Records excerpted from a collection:
☆ ☆ ☆ ☆

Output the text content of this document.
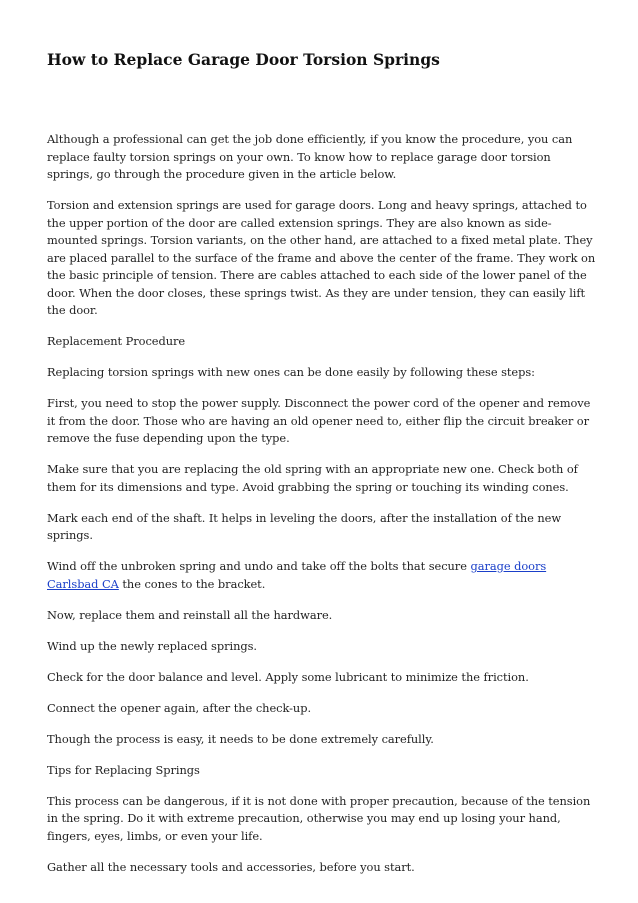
How to Replace Garage Door Torsion Springs

Although a professional can get the job done efficiently, if you know the procedure, you can replace faulty torsion springs on your own. To know how to replace garage door torsion springs, go through the procedure given in the article below.

Torsion and extension springs are used for garage doors. Long and heavy springs, attached to the upper portion of the door are called extension springs. They are also known as side-mounted springs. Torsion variants, on the other hand, are attached to a fixed metal plate. They are placed parallel to the surface of the frame and above the center of the frame. They work on the basic principle of tension. There are cables attached to each side of the lower panel of the door. When the door closes, these springs twist. As they are under tension, they can easily lift the door.

Replacement Procedure

Replacing torsion springs with new ones can be done easily by following these steps:

First, you need to stop the power supply. Disconnect the power cord of the opener and remove it from the door. Those who are having an old opener need to, either flip the circuit breaker or remove the fuse depending upon the type.

Make sure that you are replacing the old spring with an appropriate new one. Check both of them for its dimensions and type. Avoid grabbing the spring or touching its winding cones.

Mark each end of the shaft. It helps in leveling the doors, after the installation of the new springs.

Wind off the unbroken spring and undo and take off the bolts that secure garage doors Carlsbad CA the cones to the bracket.

Now, replace them and reinstall all the hardware.

Wind up the newly replaced springs.

Check for the door balance and level. Apply some lubricant to minimize the friction.

Connect the opener again, after the check-up.

Though the process is easy, it needs to be done extremely carefully.

Tips for Replacing Springs

This process can be dangerous, if it is not done with proper precaution, because of the tension in the spring. Do it with extreme precaution, otherwise you may end up losing your hand, fingers, eyes, limbs, or even your life.

Gather all the necessary tools and accessories, before you start.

☆ ☆ ☆ ☆

**Exercise aim:** Where does the word "easily" appear in the listing? List each line that holds it.

**Output for this task:**
Torsion and extension springs are used for garage doors. Long and heavy springs, attached to the upper portion of the door are called extension springs. They are also known as side-mounted springs. Torsion variants, on the other hand, are attached to a fixed metal plate. They are placed parallel to the surface of the frame and above the center of the frame. They work on the basic principle of tension. There are cables attached to each side of the lower panel of the door. When the door closes, these springs twist. As they are under tension, they can easily lift the door.
Replacing torsion springs with new ones can be done easily by following these steps:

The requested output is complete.